What to work on:
Look through the lines below and extract any with the word "funded".

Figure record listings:
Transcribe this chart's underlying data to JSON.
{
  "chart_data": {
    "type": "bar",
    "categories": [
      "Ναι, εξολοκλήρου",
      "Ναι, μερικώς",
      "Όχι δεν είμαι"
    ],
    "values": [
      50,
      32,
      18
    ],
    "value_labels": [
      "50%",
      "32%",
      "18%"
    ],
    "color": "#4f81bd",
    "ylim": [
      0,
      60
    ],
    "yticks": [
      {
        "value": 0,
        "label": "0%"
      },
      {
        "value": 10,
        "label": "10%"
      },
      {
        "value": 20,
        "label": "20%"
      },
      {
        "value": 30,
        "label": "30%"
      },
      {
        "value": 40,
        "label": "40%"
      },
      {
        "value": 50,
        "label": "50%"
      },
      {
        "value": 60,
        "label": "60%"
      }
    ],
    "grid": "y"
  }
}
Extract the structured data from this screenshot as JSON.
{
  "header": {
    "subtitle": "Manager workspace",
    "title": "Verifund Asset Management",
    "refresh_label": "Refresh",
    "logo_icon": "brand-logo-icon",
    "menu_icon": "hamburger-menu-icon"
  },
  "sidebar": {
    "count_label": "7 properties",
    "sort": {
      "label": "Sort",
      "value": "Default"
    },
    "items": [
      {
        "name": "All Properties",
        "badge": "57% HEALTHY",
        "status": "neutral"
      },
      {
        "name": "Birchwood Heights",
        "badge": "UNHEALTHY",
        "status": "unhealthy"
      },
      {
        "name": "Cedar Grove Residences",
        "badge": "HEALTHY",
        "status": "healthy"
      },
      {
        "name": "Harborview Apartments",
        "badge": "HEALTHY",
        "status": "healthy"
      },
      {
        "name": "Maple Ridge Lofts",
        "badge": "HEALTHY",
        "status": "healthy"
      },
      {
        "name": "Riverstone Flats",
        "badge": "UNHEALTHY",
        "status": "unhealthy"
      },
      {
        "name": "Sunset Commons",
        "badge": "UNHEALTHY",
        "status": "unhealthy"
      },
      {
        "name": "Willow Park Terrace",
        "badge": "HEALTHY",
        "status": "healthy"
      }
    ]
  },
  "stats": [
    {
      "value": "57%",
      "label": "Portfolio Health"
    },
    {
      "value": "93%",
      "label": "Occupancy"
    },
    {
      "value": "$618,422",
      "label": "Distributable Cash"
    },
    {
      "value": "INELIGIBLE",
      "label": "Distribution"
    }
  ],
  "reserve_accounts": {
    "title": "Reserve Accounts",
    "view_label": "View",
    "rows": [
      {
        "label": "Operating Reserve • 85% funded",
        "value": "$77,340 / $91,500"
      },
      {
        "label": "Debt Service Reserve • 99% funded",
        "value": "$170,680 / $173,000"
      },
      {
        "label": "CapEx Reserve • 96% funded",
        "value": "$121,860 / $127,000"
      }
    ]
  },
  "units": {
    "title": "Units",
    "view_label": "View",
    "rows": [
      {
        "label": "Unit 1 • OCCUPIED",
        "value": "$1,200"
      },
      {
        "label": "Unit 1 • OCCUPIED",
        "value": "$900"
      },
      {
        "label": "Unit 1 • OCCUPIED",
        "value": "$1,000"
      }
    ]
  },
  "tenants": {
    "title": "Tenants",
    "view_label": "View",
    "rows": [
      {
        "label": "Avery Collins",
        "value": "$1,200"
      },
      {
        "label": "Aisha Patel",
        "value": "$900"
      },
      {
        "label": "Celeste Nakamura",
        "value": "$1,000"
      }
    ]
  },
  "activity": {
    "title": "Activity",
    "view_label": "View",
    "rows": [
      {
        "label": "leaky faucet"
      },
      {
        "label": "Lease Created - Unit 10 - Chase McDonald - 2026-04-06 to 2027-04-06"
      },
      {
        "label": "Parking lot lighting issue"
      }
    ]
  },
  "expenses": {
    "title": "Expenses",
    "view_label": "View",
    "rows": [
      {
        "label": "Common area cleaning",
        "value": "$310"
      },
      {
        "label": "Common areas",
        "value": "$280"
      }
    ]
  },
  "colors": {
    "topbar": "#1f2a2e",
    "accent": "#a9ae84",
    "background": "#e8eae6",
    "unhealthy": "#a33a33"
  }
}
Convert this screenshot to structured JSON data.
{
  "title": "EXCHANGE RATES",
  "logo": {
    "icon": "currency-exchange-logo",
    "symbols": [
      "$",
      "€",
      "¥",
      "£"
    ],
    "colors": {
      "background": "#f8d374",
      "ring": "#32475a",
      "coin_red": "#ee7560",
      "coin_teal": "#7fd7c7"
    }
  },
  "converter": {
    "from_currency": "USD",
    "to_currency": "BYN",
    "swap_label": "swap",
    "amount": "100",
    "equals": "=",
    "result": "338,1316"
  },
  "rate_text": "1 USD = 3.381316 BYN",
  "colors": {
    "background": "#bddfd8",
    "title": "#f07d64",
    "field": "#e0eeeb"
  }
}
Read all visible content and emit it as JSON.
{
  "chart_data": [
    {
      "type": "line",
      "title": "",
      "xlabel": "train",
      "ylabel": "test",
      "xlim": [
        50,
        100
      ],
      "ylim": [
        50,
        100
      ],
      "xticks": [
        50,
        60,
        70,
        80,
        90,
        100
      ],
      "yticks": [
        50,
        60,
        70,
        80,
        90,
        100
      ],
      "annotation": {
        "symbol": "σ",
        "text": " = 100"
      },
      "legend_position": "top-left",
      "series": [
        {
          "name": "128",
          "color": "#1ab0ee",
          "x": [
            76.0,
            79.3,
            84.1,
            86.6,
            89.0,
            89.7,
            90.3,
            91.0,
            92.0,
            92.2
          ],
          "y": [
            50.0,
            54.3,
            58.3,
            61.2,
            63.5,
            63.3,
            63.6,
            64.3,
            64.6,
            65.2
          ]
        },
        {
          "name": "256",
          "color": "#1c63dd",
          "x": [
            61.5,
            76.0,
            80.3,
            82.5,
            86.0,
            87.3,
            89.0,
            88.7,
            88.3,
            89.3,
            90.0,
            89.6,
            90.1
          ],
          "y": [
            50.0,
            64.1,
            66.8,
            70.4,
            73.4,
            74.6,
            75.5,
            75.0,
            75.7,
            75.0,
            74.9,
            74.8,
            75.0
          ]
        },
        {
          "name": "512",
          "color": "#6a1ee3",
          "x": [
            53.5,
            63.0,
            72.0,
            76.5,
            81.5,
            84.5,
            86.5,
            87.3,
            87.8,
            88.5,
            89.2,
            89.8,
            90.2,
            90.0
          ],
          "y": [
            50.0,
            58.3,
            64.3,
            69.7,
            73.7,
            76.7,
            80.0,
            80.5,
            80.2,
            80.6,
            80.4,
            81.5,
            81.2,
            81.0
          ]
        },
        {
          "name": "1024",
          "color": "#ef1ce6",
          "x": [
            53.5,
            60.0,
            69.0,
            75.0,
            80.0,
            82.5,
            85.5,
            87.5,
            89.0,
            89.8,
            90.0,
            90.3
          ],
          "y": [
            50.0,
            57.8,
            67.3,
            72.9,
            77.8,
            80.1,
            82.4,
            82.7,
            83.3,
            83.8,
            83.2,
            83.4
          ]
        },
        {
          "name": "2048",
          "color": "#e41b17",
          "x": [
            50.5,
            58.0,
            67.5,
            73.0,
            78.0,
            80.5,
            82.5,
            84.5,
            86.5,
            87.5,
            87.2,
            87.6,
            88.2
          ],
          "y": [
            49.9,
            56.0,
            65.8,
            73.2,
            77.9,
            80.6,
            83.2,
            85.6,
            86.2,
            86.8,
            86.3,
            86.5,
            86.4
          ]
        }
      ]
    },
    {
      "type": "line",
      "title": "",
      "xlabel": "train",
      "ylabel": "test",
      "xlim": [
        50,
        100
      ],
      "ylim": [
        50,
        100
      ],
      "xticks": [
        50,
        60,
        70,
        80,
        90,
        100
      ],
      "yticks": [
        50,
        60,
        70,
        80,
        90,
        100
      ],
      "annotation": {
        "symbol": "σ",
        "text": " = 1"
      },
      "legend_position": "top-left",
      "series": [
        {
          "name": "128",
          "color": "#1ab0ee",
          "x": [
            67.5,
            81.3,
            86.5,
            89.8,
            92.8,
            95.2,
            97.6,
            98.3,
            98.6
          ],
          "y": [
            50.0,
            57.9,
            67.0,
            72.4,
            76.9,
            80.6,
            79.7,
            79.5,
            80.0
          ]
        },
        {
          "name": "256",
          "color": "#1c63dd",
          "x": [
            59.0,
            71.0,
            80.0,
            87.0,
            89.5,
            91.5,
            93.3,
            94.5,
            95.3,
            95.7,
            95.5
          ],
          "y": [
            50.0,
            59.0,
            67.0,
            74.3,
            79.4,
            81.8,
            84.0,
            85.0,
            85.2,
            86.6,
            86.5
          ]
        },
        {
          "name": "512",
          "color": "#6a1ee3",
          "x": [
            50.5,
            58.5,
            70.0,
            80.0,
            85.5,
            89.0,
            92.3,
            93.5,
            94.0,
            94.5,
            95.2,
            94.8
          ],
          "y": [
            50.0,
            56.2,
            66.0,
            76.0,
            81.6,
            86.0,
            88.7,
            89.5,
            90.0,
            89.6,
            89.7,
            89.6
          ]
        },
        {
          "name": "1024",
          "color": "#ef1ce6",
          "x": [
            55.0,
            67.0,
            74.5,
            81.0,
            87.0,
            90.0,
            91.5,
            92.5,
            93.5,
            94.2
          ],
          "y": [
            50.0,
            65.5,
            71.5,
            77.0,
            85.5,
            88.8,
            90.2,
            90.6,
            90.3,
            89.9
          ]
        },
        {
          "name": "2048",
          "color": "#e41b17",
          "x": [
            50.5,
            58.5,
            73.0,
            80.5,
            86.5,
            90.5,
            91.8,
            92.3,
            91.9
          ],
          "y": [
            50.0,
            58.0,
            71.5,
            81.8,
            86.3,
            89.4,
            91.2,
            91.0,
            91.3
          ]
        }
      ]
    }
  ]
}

Worked solution:
        "label": "Operating Reserve • 85% funded",
        "label": "Debt Service Reserve • 99% funded",
        "label": "CapEx Reserve • 96% funded",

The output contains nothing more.